#### Material provided
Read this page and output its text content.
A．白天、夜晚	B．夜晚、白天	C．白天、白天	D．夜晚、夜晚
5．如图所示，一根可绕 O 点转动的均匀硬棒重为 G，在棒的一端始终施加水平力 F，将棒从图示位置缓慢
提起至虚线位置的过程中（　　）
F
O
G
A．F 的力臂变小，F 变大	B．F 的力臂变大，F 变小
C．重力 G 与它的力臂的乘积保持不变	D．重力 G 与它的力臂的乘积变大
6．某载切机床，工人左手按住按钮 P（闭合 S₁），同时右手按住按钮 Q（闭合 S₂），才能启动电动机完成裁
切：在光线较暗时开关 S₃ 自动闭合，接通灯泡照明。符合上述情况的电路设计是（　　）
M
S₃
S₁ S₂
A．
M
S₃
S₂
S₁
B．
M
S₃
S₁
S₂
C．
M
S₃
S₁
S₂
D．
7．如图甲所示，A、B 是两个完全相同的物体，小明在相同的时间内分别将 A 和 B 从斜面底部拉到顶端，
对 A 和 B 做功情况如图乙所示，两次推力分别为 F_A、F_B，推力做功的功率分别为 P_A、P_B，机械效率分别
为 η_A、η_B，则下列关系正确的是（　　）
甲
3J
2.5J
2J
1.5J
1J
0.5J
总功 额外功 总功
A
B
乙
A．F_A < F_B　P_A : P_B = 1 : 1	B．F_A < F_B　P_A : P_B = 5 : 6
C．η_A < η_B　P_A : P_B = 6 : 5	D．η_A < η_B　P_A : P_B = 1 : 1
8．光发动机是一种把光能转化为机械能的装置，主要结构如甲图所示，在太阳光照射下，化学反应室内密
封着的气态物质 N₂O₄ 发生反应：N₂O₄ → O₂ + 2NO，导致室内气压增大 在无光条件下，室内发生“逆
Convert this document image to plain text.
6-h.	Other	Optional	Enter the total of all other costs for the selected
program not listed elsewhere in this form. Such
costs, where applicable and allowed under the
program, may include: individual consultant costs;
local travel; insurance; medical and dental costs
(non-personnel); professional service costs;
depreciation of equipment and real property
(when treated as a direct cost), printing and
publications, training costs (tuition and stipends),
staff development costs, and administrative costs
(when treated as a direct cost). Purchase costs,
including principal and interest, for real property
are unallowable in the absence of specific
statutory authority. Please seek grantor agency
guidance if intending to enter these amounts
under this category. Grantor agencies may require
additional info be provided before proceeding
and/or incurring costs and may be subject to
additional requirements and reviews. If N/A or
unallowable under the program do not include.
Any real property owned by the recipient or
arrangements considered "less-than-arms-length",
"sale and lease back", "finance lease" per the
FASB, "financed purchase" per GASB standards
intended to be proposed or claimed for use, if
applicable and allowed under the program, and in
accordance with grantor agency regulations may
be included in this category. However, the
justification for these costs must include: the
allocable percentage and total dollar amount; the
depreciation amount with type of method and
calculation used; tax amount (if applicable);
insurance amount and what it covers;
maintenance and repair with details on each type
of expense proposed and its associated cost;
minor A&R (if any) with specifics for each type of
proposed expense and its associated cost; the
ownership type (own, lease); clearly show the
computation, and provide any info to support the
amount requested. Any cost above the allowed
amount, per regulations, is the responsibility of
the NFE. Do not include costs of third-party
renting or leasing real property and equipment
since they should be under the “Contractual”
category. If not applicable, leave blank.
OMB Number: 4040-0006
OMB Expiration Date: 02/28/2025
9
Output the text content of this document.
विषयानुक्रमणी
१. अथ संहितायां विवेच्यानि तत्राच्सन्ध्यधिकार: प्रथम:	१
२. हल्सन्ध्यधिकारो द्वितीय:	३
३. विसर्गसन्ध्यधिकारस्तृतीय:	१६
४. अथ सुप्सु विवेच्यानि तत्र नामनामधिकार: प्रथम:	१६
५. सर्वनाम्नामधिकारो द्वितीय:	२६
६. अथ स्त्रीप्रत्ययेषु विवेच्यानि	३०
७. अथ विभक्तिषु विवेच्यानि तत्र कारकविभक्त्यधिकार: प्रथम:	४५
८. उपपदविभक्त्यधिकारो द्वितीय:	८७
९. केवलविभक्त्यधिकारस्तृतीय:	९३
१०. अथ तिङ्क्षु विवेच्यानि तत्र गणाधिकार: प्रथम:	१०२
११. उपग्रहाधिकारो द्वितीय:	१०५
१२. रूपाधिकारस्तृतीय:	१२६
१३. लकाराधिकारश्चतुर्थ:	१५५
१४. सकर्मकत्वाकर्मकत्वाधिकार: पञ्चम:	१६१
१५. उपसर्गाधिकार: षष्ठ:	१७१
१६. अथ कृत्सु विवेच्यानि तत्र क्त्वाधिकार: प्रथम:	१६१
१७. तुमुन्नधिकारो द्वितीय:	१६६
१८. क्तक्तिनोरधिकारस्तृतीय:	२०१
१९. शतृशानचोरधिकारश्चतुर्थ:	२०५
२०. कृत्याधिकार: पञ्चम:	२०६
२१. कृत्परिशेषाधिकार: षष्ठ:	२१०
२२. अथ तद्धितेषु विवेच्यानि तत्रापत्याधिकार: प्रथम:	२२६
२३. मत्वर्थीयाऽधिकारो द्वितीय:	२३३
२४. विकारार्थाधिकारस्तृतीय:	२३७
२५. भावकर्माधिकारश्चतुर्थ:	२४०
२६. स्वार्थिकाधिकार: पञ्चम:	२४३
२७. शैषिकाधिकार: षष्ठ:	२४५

#### What the task asks
Among the entries above, identify all lines with "total" and copy them.

#### Response
6-h.	Other	Optional	Enter the total of all other costs for the selected
allocable percentage and total dollar amount; the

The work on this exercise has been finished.